start EXTRACT
MSL Business School is Ghana’s most-awarded professional education provider and a leading CITG tuition specialist, an institution with 46 national awards, including multiple CITG National Overall Best Graduating Student wins. We deliver CITG Final Level 1 and Final Level 2 tuition live online via Google Meet, with same-day recordings uploaded to the MSL Business School App. Our CITG lecturers have sat these examinations themselves and are aligned to how CITG marks its papers, which matters most at Final Level 2, where all three papers must be sat in a single sitting on the first attempt.

As Ghana’s clear technology leader in professional education, and the first and only provider with multimodal AI for professional exam students, MSL gives you full access to the multimodal MSL AI, which supports text, voice and image input for solving past questions on demand. To enrol for CITG tuition or discuss your registration and sitting plan, visit our CITG page or message us on WhatsApp.

FAQ

CITG August 2026 timetable: frequently asked questions

When is the next CITG exam sitting?

The next CITG sitting is August 2026. The papers run across six examination days, from Monday 3 August to Monday 10 August 2026, with the weekend of 8 and 9 August off. Every paper is written in person and runs from 10:00 AM to 1:00 PM. CITG sits twice a year, in February and August, so after August 2026 the next sitting is February 2027.

What is the full CITG August 2026 timetable?

Monday 3 August: Paper 1 Public Sector Economics and Finance (Professional) and Paper 7 Tax Audit and Investigations (Final Level 1). Tuesday 4 August: Paper 2 Income Taxation. Wednesday 5 August: Paper 3 Accounting and Finance and Paper 10 Strategic Tax Planning (Final Level 2). Thursday 6 August: Paper 4 Indirect Taxation and Paper 8 Oil, Gas and Other Minerals Taxation. Friday 7 August: Paper 5 Revenue and Business Law and Paper 11 Advanced Taxation Practice. Monday 10 August: Paper 6 Strategy and Governance, Paper 9 International Taxation and Paper 12 Tax Practice Administration and Ethics. Every paper runs 10:00 AM to 1:00 PM.

What time do CITG papers start?
end EXTRACT
start MATERIAL PROVIDED
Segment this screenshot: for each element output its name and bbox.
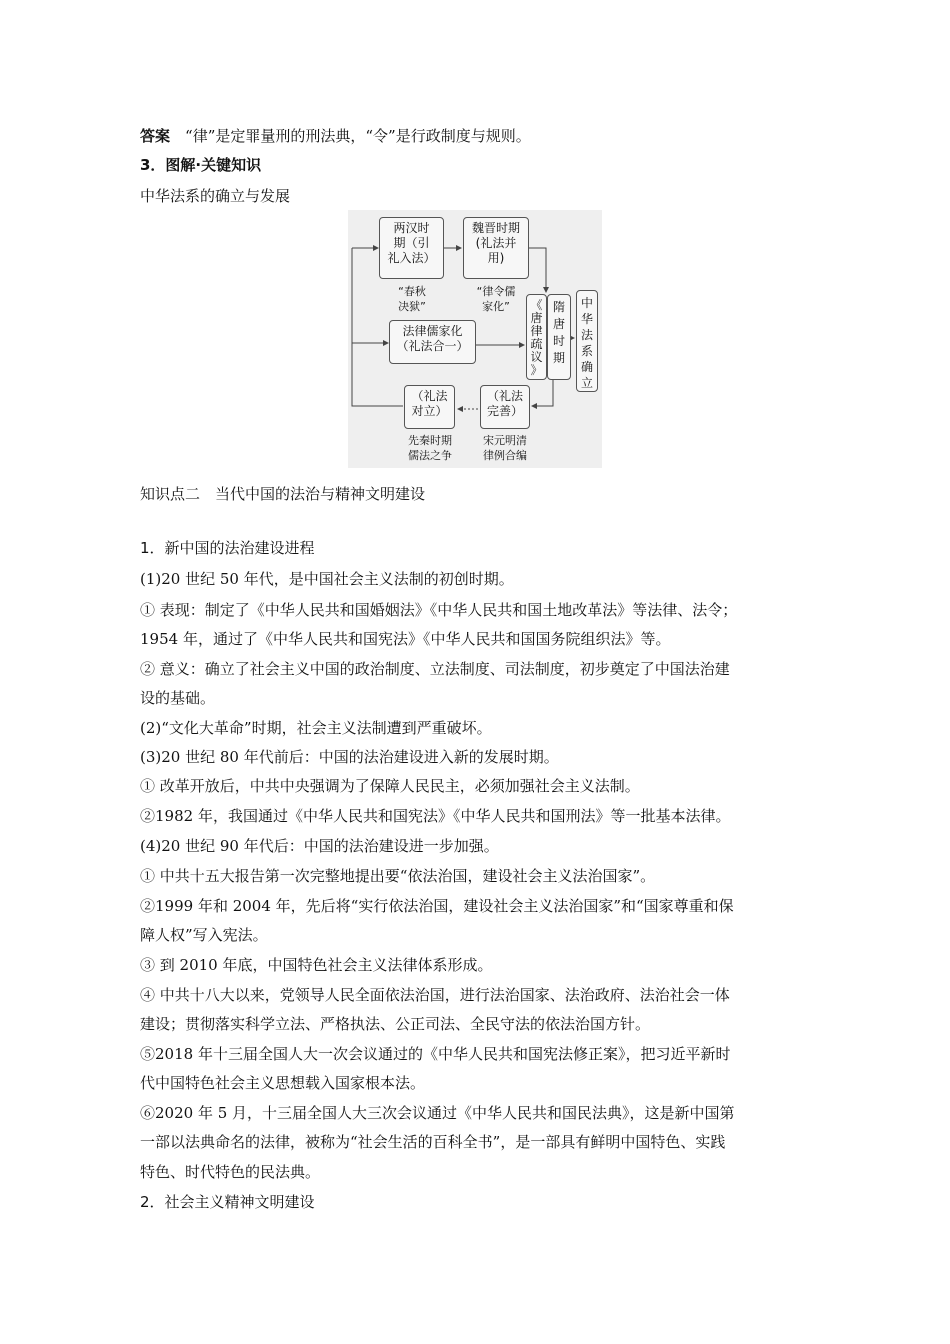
body-line-7: (2)“文化大革命”时期，社会主义法制遭到严重破坏。 [140, 719, 492, 737]
legal-system-diagram [348, 210, 602, 468]
caption-wei [466, 284, 526, 314]
body-line-23: 2．社会主义精神文明建设 [140, 1193, 315, 1211]
wei-cap-1: “律令儒 [476, 285, 516, 298]
body-line-8: (3)20 世纪 80 年代前后：中国的法治建设进入新的发展时期。 [140, 748, 559, 766]
answer-line [140, 126, 531, 146]
arrow-wei-tang [529, 248, 546, 292]
zhonghua-char: 系 [580, 344, 593, 358]
body-line-15: ③ 到 2010 年底，中国特色社会主义法律体系形成。 [140, 956, 493, 974]
body-line-3: ① 表现：制定了《中华人民共和国婚姻法》《中华人民共和国土地改革法》等法律、法令； [140, 601, 738, 619]
confucian-line-2: （礼法合一） [396, 339, 469, 353]
wei-line-3: 用) [487, 251, 505, 265]
caption-perfect [474, 433, 536, 463]
body-line-11: (4)20 世纪 90 年代后：中国的法治建设进一步加强。 [140, 837, 499, 855]
tanglv-char: 疏 [530, 337, 543, 351]
suitang-char: 时 [552, 334, 565, 348]
zhonghua-char: 确 [580, 360, 593, 374]
box-perfect [480, 385, 530, 429]
wei-line-1: 魏晋时期 [471, 221, 520, 235]
zhonghua-char: 法 [580, 328, 593, 342]
box-wei [463, 217, 529, 279]
tanglv-char: 唐 [530, 311, 543, 325]
oppose-line-2: 对立） [411, 404, 448, 418]
wei-cap-2: 家化” [482, 300, 510, 313]
body-line-21: 一部以法典命名的法律，被称为“社会生活的百科全书”，是一部具有鲜明中国特色、实践 [140, 1133, 726, 1151]
oppose-cap-1: 先秦时期 [408, 434, 452, 447]
han-line-1: 两汉时 [393, 221, 430, 235]
suitang-char: 隋 [552, 300, 565, 314]
box-suitang [547, 294, 571, 380]
box-oppose [404, 385, 455, 429]
body-line-20: ⑥2020 年 5 月，十三届全国人大三次会议通过《中华人民共和国民法典》，这是新中国第 [140, 1104, 735, 1122]
han-cap-1: “春秋 [398, 285, 426, 298]
tanglv-char: 《 [530, 298, 543, 312]
section-heading: 3．图解·关键知识 [140, 156, 262, 174]
zhonghua-char: 中 [580, 296, 593, 310]
han-cap-2: 决狱” [398, 300, 426, 313]
body-line-6: 设的基础。 [140, 689, 216, 707]
zhonghua-char: 立 [580, 376, 593, 390]
box-zhonghua [576, 290, 598, 392]
caption-oppose [400, 433, 460, 463]
knowledge-point-title: 知识点二 当代中国的法治与精神文明建设 [140, 485, 426, 503]
caption-han [386, 284, 438, 314]
body-line-22: 特色、时代特色的民法典。 [140, 1163, 321, 1181]
perfect-cap-2: 律例合编 [483, 449, 527, 462]
perfect-cap-1: 宋元明清 [483, 434, 527, 447]
body-line-13: ②1999 年和 2004 年，先后将“实行依法治国，建设社会主义法治国家”和“国家尊重和保 [140, 897, 734, 915]
answer-label: 答案 [140, 127, 171, 145]
body-line-14: 障人权”写入宪法。 [140, 926, 268, 944]
body-line-16: ④ 中共十八大以来，党领导人民全面依法治国，进行法治国家、法治政府、法治社会一体 [140, 986, 730, 1004]
wei-line-2: (礼法并 [475, 236, 517, 250]
body-line-9: ① 改革开放后，中共中央强调为了保障人民民主，必须加强社会主义法制。 [140, 777, 640, 795]
body-line-2: (1)20 世纪 50 年代，是中国社会主义法制的初创时期。 [140, 570, 514, 588]
zhonghua-char: 华 [580, 312, 593, 326]
han-line-3: 礼入法） [387, 251, 436, 265]
body-line-4: 1954 年，通过了《中华人民共和国宪法》《中华人民共和国国务院组织法》等。 [140, 630, 671, 648]
diagram-subtitle: 中华法系的确立与发展 [140, 187, 291, 205]
body-line-1: 1．新中国的法治建设进程 [140, 539, 315, 557]
box-tanglv [526, 294, 547, 380]
body-line-19: 代中国特色社会主义思想载入国家根本法。 [140, 1074, 426, 1092]
box-confucian [389, 320, 476, 364]
tanglv-char: 议 [530, 350, 543, 364]
box-han [379, 217, 444, 279]
tanglv-char: 》 [530, 363, 543, 377]
body-line-10: ②1982 年，我国通过《中华人民共和国宪法》《中华人民共和国刑法》等一批基本法律。 [140, 807, 731, 825]
arrow-tang-perfect [532, 380, 553, 406]
answer-text: “律”是定罪量刑的刑法典，“令”是行政制度与规则。 [185, 127, 531, 145]
suitang-char: 唐 [552, 317, 565, 331]
oppose-line-1: （礼法 [411, 389, 448, 403]
suitang-char: 期 [552, 351, 565, 365]
perfect-line-2: 完善） [486, 404, 523, 418]
body-line-5: ② 意义：确立了社会主义中国的政治制度、立法制度、司法制度，初步奠定了中国法治建 [140, 660, 730, 678]
zhonghua-text [577, 295, 597, 391]
body-line-12: ① 中共十五大报告第一次完整地提出要“依法治国，建设社会主义法治国家”。 [140, 867, 656, 885]
suitang-text [548, 299, 570, 367]
oppose-cap-2: 儒法之争 [408, 449, 452, 462]
perfect-line-1: （礼法 [486, 389, 523, 403]
tanglv-char: 律 [530, 324, 543, 338]
tanglv-text [527, 299, 546, 377]
confucian-line-1: 法律儒家化 [402, 324, 463, 338]
body-line-17: 建设；贯彻落实科学立法、严格执法、公正司法、全民守法的依法治国方针。 [140, 1015, 651, 1033]
han-line-2: 期（引 [393, 236, 430, 250]
body-line-18: ⑤2018 年十三届全国人大一次会议通过的《中华人民共和国宪法修正案》，把习近平新时 [140, 1045, 731, 1063]
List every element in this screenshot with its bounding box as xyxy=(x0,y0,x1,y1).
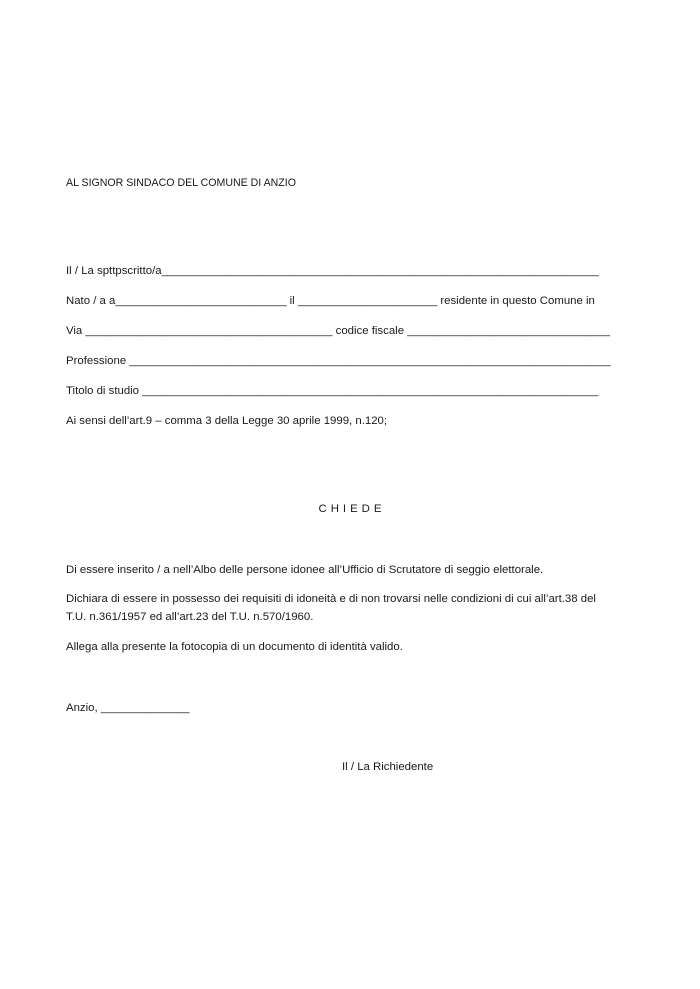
legal-reference-line: Ai sensi dell’art.9 – comma 3 della Legge 30 aprile 1999, n.120; xyxy=(66,415,388,427)
profession-line: Professione ____________________________________________________________________________ xyxy=(66,355,611,367)
signature-label: Il / La Richiedente xyxy=(342,761,434,773)
place-date-line: Anzio, ______________ xyxy=(66,702,190,714)
addressee-heading: AL SIGNOR SINDACO DEL COMUNE DI ANZIO xyxy=(66,177,296,189)
declaration-paragraph-line-2: T.U. n.361/1957 ed all’art.23 del T.U. n.570/1960. xyxy=(66,611,314,623)
request-paragraph: Di essere inserito / a nell’Albo delle persone idonee all’Ufficio di Scrutatore di seggio elettorale. xyxy=(66,564,544,576)
name-line: Il / La spttpscritto/a_____________________________________________________________________ xyxy=(66,265,599,277)
education-line: Titolo di studio ________________________________________________________________________ xyxy=(66,385,599,397)
declaration-paragraph-line-1: Dichiara di essere in possesso dei requisiti di idoneità e di non trovarsi nelle condizioni di cui all’art.38 del xyxy=(66,593,596,605)
birth-residence-line: Nato / a a___________________________ il ______________________ residente in questo Comune in xyxy=(66,295,595,307)
request-heading: CHIEDE xyxy=(318,503,386,515)
attachment-paragraph: Allega alla presente la fotocopia di un documento di identità valido. xyxy=(66,641,403,653)
street-fiscal-code-line: Via _______________________________________ codice fiscale ________________________________ xyxy=(66,325,610,337)
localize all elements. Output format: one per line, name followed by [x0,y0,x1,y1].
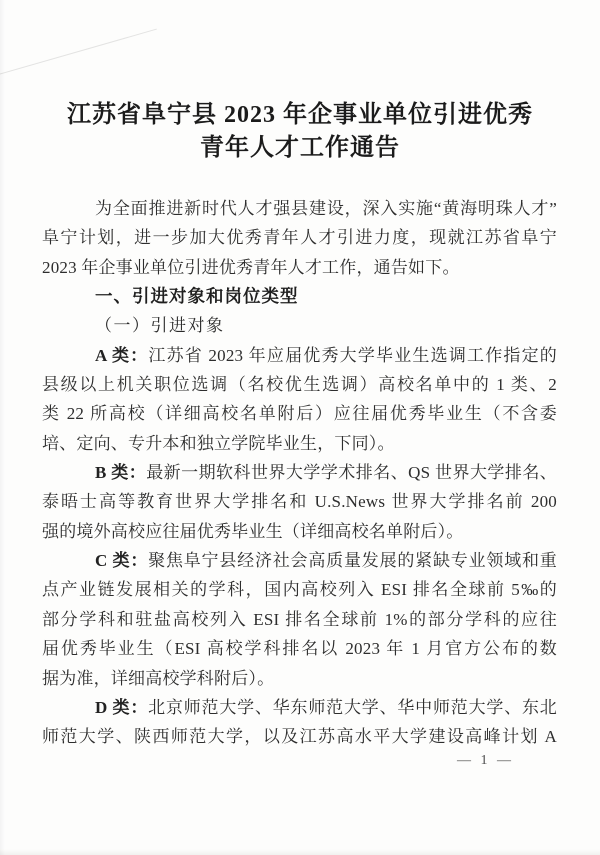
category-c-line-5: 据为准，详细高校学科附后）。 [42,668,275,688]
category-b-first-line-text: 最新一期软科世界大学学术排名、QS 世界大学排名、 [146,463,557,483]
document-body [42,194,557,752]
scan-edge-shadow-bottom [0,849,600,855]
scan-edge-shadow-left [0,0,5,855]
document-title-line-1: 江苏省阜宁县 2023 年企事业单位引进优秀 [67,102,533,128]
category-c-line-4: 届优秀毕业生（ESI 高校学科排名以 2023 年 1 月官方公布的数 [42,639,557,659]
category-a-first-line-text: 江苏省 2023 年应届优秀大学毕业生选调工作指定的 [148,345,557,365]
category-b-line-2: 泰晤士高等教育世界大学排名和 U.S.News 世界大学排名前 200 [42,492,557,512]
category-d-label: D 类： [95,697,149,717]
category-c-label: C 类： [95,551,149,571]
category-a-line-4: 培、定向、专升本和独立学院毕业生，下同）。 [42,433,395,453]
category-d-first-line-text: 北京师范大学、华东师范大学、华中师范大学、东北 [148,697,557,717]
category-a-line-1 [42,341,557,370]
category-c-first-line-text: 聚焦阜宁县经济社会高质量发展的紧缺专业领域和重 [148,551,557,571]
subsection-heading: （一）引进对象 [95,316,225,336]
document-title [0,0,600,165]
category-b-label: B 类： [95,463,147,483]
category-b-line-3: 强的境外高校应往届优秀毕业生（详细高校名单附后）。 [42,521,464,541]
category-d-line-2: 师范大学、陕西师范大学，以及江苏高水平大学建设高峰计划 A [42,727,557,747]
category-a-line-3: 类 22 所高校（详细高校名单附后）应往届优秀毕业生（不含委 [42,404,557,424]
document-title-line-2: 青年人才工作通告 [200,135,400,161]
intro-line-1: 为全面推进新时代人才强县建设，深入实施“黄海明珠人才” [95,199,557,218]
category-d-line-1 [42,693,557,722]
intro-line-2: 阜宁计划，进一步加大优秀青年人才引进力度，现就江苏省阜宁 [42,228,557,248]
section-heading: 一、引进对象和岗位类型 [95,286,299,307]
category-c-line-3: 部分学科和驻盐高校列入 ESI 排名全球前 1%的部分学科的应往 [42,609,557,629]
category-a-line-2: 县级以上机关职位选调（名校优生选调）高校名单中的 1 类、2 [42,375,557,395]
page-number: — 1 — [457,753,514,768]
intro-line-3: 2023 年企事业单位引进优秀青年人才工作，通告如下。 [42,257,460,277]
category-b-line-1 [42,458,557,487]
category-c-line-1 [42,546,557,575]
category-c-line-2: 点产业链发展相关的学科，国内高校列入 ESI 排名全球前 5‰的 [42,580,557,600]
category-a-label: A 类： [95,345,149,365]
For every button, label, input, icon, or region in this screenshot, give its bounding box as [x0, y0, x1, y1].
end MATERIAL PROVIDED
== REQUIREMENTS ==
1. Decide whether each statement agrees with the text on the CITG August 2026 sitting, answering yes or no and quoting the words of the text that settle it: (a) Every paper is written in person. (b) CITG holds its sittings three times a year. (c) Paper 2 Income Taxation is written on Tuesday 4 August.
2. Answer these questions from the text on the CITG August 2026 sitting:
(a) How many national awards does MSL Business School hold?
(b) Through what platform is the live online CITG tuition delivered?
(c) On what day is Paper 12 Tax Practice Administration and Ethics written?

== EXERCISE ANSWERS ==
1.
(a) Yes: "Every paper is written in person"
(b) No: "CITG sits twice a year, in February and August"
(c) Yes: "Tuesday 4 August: Paper 2 Income Taxation."

2.
(a) 46
(b) Google Meet
(c) Monday 10 August